What needs to be done —
Leaving out the pictures, transcribe all of the records faithfully.

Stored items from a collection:
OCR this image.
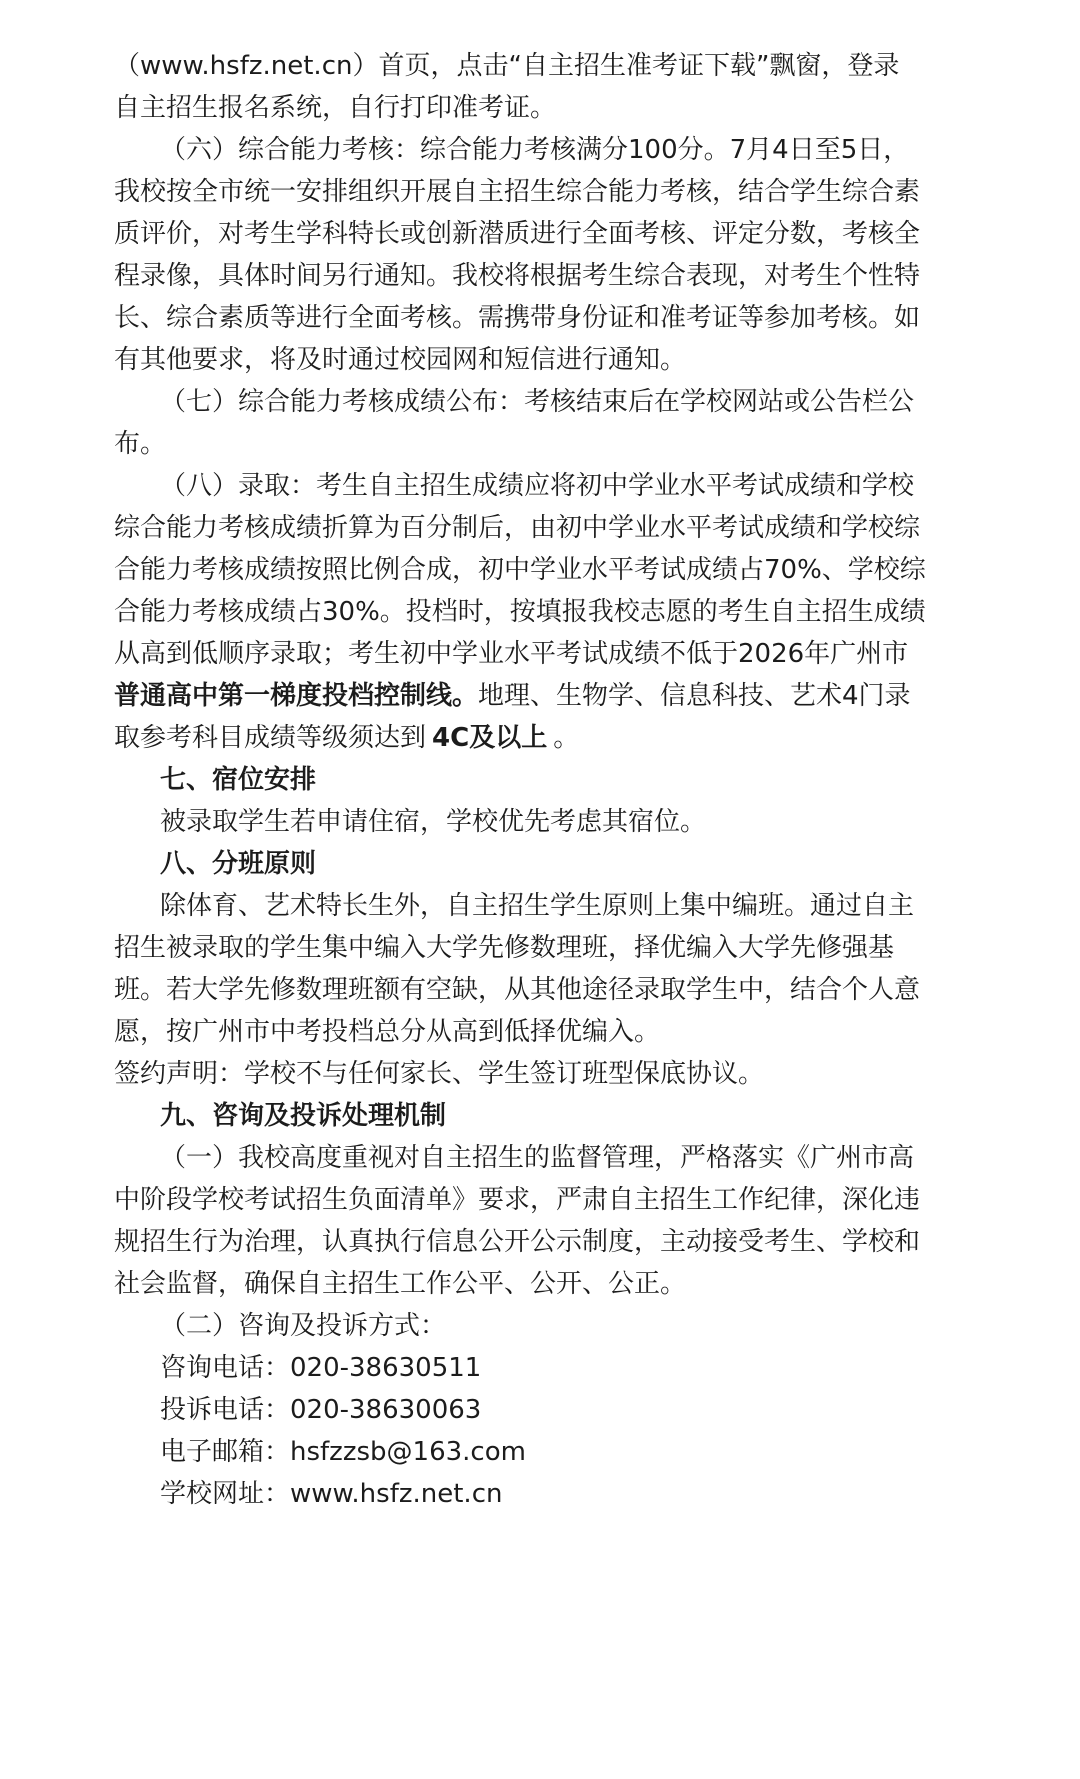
（www.hsfz.net.cn）首页，点击“自主招生准考证下载”飘窗，登录
自主招生报名系统，自行打印准考证。
（六）综合能力考核：综合能力考核满分100分。7月4日至5日，
我校按全市统一安排组织开展自主招生综合能力考核，结合学生综合素
质评价，对考生学科特长或创新潜质进行全面考核、评定分数，考核全
程录像，具体时间另行通知。我校将根据考生综合表现，对考生个性特
长、综合素质等进行全面考核。需携带身份证和准考证等参加考核。如
有其他要求，将及时通过校园网和短信进行通知。
（七）综合能力考核成绩公布：考核结束后在学校网站或公告栏公
布。
（八）录取：考生自主招生成绩应将初中学业水平考试成绩和学校
综合能力考核成绩折算为百分制后，由初中学业水平考试成绩和学校综
合能力考核成绩按照比例合成，初中学业水平考试成绩占70%、学校综
合能力考核成绩占30%。投档时，按填报我校志愿的考生自主招生成绩
从高到低顺序录取；考生初中学业水平考试成绩不低于2026年广州市
普通高中第一梯度投档控制线。 地理、生物学、信息科技、艺术4门录
取参考科目成绩等级须达到 4C及以上 。
七、宿位安排
被录取学生若申请住宿，学校优先考虑其宿位。
八、分班原则
除体育、艺术特长生外，自主招生学生原则上集中编班。通过自主
招生被录取的学生集中编入大学先修数理班，择优编入大学先修强基
班。若大学先修数理班额有空缺，从其他途径录取学生中，结合个人意
愿，按广州市中考投档总分从高到低择优编入。
签约声明：学校不与任何家长、学生签订班型保底协议。
九、咨询及投诉处理机制
（一）我校高度重视对自主招生的监督管理，严格落实《广州市高
中阶段学校考试招生负面清单》要求，严肃自主招生工作纪律，深化违
规招生行为治理，认真执行信息公开公示制度，主动接受考生、学校和
社会监督，确保自主招生工作公平、公开、公正。
（二）咨询及投诉方式：
咨询电话：020-38630511
投诉电话：020-38630063
电子邮箱：hsfzzsb@163.com
学校网址：www.hsfz.net.cn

Solution to this problem —
OCR this image.
（www.hsfz.net.cn）首页，点击“自主招生准考证下载”飘窗，登录
自主招生报名系统，自行打印准考证。
（六）综合能力考核：综合能力考核满分100分。7月4日至5日，
我校按全市统一安排组织开展自主招生综合能力考核，结合学生综合素
质评价，对考生学科特长或创新潜质进行全面考核、评定分数，考核全
程录像，具体时间另行通知。我校将根据考生综合表现，对考生个性特
长、综合素质等进行全面考核。需携带身份证和准考证等参加考核。如
有其他要求，将及时通过校园网和短信进行通知。
（七）综合能力考核成绩公布：考核结束后在学校网站或公告栏公
布。
（八）录取：考生自主招生成绩应将初中学业水平考试成绩和学校
综合能力考核成绩折算为百分制后，由初中学业水平考试成绩和学校综
合能力考核成绩按照比例合成，初中学业水平考试成绩占70%、学校综
合能力考核成绩占30%。投档时，按填报我校志愿的考生自主招生成绩
从高到低顺序录取；考生初中学业水平考试成绩不低于2026年广州市
普通高中第一梯度投档控制线。 地理、生物学、信息科技、艺术4门录
取参考科目成绩等级须达到 4C及以上 。
七、宿位安排
被录取学生若申请住宿，学校优先考虑其宿位。
八、分班原则
除体育、艺术特长生外，自主招生学生原则上集中编班。通过自主
招生被录取的学生集中编入大学先修数理班，择优编入大学先修强基
班。若大学先修数理班额有空缺，从其他途径录取学生中，结合个人意
愿，按广州市中考投档总分从高到低择优编入。
签约声明：学校不与任何家长、学生签订班型保底协议。
九、咨询及投诉处理机制
（一）我校高度重视对自主招生的监督管理，严格落实《广州市高
中阶段学校考试招生负面清单》要求，严肃自主招生工作纪律，深化违
规招生行为治理，认真执行信息公开公示制度，主动接受考生、学校和
社会监督，确保自主招生工作公平、公开、公正。
（二）咨询及投诉方式：
咨询电话：020-38630511
投诉电话：020-38630063
电子邮箱：hsfzzsb@163.com
学校网址：www.hsfz.net.cn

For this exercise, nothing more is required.